-- Short task --
Reproduce the entire listing word for word.

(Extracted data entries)
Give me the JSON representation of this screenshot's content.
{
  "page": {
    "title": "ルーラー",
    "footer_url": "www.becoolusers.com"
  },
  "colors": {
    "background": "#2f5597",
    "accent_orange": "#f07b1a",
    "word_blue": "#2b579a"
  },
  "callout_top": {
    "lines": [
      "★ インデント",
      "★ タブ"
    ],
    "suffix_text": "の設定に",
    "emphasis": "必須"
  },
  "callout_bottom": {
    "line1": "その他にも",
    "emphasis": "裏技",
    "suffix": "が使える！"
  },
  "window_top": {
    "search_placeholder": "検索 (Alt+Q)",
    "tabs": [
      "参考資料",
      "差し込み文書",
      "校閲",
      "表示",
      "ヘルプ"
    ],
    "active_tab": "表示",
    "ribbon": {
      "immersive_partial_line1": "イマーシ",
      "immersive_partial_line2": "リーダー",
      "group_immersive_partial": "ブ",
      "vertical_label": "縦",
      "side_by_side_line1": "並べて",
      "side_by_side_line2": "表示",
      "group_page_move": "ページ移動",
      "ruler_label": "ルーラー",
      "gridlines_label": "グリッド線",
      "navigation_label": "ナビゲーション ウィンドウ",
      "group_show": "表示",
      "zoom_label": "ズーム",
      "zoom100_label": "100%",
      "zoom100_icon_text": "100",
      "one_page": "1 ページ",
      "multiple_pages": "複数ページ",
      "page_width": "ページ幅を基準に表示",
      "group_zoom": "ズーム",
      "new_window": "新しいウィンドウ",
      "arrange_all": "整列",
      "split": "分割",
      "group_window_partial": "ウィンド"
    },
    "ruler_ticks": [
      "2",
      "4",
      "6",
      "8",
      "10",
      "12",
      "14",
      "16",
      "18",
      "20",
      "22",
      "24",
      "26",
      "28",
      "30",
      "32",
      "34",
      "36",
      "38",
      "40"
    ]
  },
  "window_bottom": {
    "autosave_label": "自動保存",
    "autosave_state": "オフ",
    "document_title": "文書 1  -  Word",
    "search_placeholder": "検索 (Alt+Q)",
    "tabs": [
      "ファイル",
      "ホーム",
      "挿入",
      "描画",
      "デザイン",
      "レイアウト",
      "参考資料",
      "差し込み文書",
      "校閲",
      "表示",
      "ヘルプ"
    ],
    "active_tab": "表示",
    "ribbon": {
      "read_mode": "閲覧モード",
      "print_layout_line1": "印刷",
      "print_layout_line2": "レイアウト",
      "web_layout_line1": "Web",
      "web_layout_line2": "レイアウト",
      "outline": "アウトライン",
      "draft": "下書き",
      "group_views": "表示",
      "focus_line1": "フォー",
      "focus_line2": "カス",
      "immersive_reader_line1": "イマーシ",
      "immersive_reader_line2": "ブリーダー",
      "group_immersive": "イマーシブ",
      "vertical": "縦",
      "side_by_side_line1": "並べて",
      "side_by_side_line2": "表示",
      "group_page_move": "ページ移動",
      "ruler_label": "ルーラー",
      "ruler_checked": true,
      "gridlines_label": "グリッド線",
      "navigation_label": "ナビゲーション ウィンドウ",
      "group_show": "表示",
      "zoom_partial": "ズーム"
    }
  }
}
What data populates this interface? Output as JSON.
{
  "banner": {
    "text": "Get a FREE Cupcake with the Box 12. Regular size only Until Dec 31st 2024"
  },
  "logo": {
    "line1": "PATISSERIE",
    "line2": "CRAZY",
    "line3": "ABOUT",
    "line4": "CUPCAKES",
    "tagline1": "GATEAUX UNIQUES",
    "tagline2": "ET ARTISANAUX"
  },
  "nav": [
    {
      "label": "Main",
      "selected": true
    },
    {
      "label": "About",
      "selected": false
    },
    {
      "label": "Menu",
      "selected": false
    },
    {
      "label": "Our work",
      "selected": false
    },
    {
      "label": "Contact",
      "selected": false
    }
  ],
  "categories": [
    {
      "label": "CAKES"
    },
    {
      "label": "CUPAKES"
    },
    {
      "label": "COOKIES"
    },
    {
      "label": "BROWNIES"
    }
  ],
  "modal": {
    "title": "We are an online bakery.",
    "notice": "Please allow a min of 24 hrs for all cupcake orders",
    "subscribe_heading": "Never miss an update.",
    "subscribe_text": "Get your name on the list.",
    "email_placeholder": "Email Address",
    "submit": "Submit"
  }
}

-- Finished exercise --
Give me the JSON representation of this screenshot's content.
{
  "page": {
    "title": "ルーラー",
    "footer_url": "www.becoolusers.com"
  },
  "colors": {
    "background": "#2f5597",
    "accent_orange": "#f07b1a",
    "word_blue": "#2b579a"
  },
  "callout_top": {
    "lines": [
      "★ インデント",
      "★ タブ"
    ],
    "suffix_text": "の設定に",
    "emphasis": "必須"
  },
  "callout_bottom": {
    "line1": "その他にも",
    "emphasis": "裏技",
    "suffix": "が使える！"
  },
  "window_top": {
    "search_placeholder": "検索 (Alt+Q)",
    "tabs": [
      "参考資料",
      "差し込み文書",
      "校閲",
      "表示",
      "ヘルプ"
    ],
    "active_tab": "表示",
    "ribbon": {
      "immersive_partial_line1": "イマーシ",
      "immersive_partial_line2": "リーダー",
      "group_immersive_partial": "ブ",
      "vertical_label": "縦",
      "side_by_side_line1": "並べて",
      "side_by_side_line2": "表示",
      "group_page_move": "ページ移動",
      "ruler_label": "ルーラー",
      "gridlines_label": "グリッド線",
      "navigation_label": "ナビゲーション ウィンドウ",
      "group_show": "表示",
      "zoom_label": "ズーム",
      "zoom100_label": "100%",
      "zoom100_icon_text": "100",
      "one_page": "1 ページ",
      "multiple_pages": "複数ページ",
      "page_width": "ページ幅を基準に表示",
      "group_zoom": "ズーム",
      "new_window": "新しいウィンドウ",
      "arrange_all": "整列",
      "split": "分割",
      "group_window_partial": "ウィンド"
    },
    "ruler_ticks": [
      "2",
      "4",
      "6",
      "8",
      "10",
      "12",
      "14",
      "16",
      "18",
      "20",
      "22",
      "24",
      "26",
      "28",
      "30",
      "32",
      "34",
      "36",
      "38",
      "40"
    ]
  },
  "window_bottom": {
    "autosave_label": "自動保存",
    "autosave_state": "オフ",
    "document_title": "文書 1  -  Word",
    "search_placeholder": "検索 (Alt+Q)",
    "tabs": [
      "ファイル",
      "ホーム",
      "挿入",
      "描画",
      "デザイン",
      "レイアウト",
      "参考資料",
      "差し込み文書",
      "校閲",
      "表示",
      "ヘルプ"
    ],
    "active_tab": "表示",
    "ribbon": {
      "read_mode": "閲覧モード",
      "print_layout_line1": "印刷",
      "print_layout_line2": "レイアウト",
      "web_layout_line1": "Web",
      "web_layout_line2": "レイアウト",
      "outline": "アウトライン",
      "draft": "下書き",
      "group_views": "表示",
      "focus_line1": "フォー",
      "focus_line2": "カス",
      "immersive_reader_line1": "イマーシ",
      "immersive_reader_line2": "ブリーダー",
      "group_immersive": "イマーシブ",
      "vertical": "縦",
      "side_by_side_line1": "並べて",
      "side_by_side_line2": "表示",
      "group_page_move": "ページ移動",
      "ruler_label": "ルーラー",
      "ruler_checked": true,
      "gridlines_label": "グリッド線",
      "navigation_label": "ナビゲーション ウィンドウ",
      "group_show": "表示",
      "zoom_partial": "ズーム"
    }
  }
}
What data populates this interface? Output as JSON.
{
  "banner": {
    "text": "Get a FREE Cupcake with the Box 12. Regular size only Until Dec 31st 2024"
  },
  "logo": {
    "line1": "PATISSERIE",
    "line2": "CRAZY",
    "line3": "ABOUT",
    "line4": "CUPCAKES",
    "tagline1": "GATEAUX UNIQUES",
    "tagline2": "ET ARTISANAUX"
  },
  "nav": [
    {
      "label": "Main",
      "selected": true
    },
    {
      "label": "About",
      "selected": false
    },
    {
      "label": "Menu",
      "selected": false
    },
    {
      "label": "Our work",
      "selected": false
    },
    {
      "label": "Contact",
      "selected": false
    }
  ],
  "categories": [
    {
      "label": "CAKES"
    },
    {
      "label": "CUPAKES"
    },
    {
      "label": "COOKIES"
    },
    {
      "label": "BROWNIES"
    }
  ],
  "modal": {
    "title": "We are an online bakery.",
    "notice": "Please allow a min of 24 hrs for all cupcake orders",
    "subscribe_heading": "Never miss an update.",
    "subscribe_text": "Get your name on the list.",
    "email_placeholder": "Email Address",
    "submit": "Submit"
  }
}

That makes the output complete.